* INSTRUCTION:
Pull out each line of the data that includes the word "name".

··· PROVIDED RECORDS

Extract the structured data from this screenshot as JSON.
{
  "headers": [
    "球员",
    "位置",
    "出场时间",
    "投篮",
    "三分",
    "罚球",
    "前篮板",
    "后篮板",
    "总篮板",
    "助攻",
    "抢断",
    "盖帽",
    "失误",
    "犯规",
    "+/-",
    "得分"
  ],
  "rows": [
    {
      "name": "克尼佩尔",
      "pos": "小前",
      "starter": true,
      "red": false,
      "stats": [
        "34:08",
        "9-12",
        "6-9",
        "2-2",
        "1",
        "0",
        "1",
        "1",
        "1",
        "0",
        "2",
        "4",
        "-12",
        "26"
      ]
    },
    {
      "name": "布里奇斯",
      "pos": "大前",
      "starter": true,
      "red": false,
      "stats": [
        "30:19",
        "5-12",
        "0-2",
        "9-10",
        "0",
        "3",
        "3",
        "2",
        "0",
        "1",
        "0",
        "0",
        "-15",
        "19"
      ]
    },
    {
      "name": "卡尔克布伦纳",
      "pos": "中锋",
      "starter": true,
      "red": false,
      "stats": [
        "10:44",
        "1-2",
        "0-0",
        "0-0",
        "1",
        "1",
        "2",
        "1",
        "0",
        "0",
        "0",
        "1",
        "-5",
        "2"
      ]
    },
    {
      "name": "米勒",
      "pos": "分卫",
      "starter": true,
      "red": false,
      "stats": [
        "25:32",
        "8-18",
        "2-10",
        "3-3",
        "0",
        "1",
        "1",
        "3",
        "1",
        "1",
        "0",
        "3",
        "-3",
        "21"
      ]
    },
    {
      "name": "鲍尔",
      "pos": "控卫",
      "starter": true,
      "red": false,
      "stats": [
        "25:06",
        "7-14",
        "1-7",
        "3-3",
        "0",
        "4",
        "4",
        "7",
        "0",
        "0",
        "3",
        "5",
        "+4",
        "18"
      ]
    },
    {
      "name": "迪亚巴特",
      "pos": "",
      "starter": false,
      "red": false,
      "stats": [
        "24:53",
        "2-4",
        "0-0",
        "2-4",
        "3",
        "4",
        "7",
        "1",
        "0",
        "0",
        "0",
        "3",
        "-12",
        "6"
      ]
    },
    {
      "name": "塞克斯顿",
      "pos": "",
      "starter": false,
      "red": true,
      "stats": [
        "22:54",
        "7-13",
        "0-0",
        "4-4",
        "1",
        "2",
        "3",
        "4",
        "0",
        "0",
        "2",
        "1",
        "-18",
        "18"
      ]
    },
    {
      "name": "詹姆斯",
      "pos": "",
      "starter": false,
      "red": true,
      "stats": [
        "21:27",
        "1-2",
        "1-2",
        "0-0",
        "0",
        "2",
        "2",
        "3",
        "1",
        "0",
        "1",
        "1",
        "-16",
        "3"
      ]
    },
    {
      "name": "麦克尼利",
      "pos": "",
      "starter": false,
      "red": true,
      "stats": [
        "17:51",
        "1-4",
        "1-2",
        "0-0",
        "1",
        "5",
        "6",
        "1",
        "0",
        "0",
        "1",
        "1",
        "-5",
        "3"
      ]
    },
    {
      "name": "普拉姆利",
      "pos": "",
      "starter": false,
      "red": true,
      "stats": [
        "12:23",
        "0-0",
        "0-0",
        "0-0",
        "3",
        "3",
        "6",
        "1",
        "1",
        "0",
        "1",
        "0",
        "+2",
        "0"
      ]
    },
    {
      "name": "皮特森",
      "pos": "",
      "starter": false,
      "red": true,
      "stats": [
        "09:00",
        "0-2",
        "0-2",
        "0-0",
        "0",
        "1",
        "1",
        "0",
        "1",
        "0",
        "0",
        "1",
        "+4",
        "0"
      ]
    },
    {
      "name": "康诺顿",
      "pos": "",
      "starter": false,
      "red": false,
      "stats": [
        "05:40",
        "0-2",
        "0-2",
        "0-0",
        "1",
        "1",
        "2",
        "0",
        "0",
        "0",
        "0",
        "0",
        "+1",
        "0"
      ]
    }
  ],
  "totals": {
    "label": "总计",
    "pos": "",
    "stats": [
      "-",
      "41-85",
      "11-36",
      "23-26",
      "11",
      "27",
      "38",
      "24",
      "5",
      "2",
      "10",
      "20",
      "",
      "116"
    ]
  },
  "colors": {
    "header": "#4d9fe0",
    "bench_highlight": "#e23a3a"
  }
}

······

* THE RESPONSE:
      "name": "克尼佩尔",
      "name": "布里奇斯",
      "name": "卡尔克布伦纳",
      "name": "米勒",
      "name": "鲍尔",
      "name": "迪亚巴特",
      "name": "塞克斯顿",
      "name": "詹姆斯",
      "name": "麦克尼利",
      "name": "普拉姆利",
      "name": "皮特森",
      "name": "康诺顿",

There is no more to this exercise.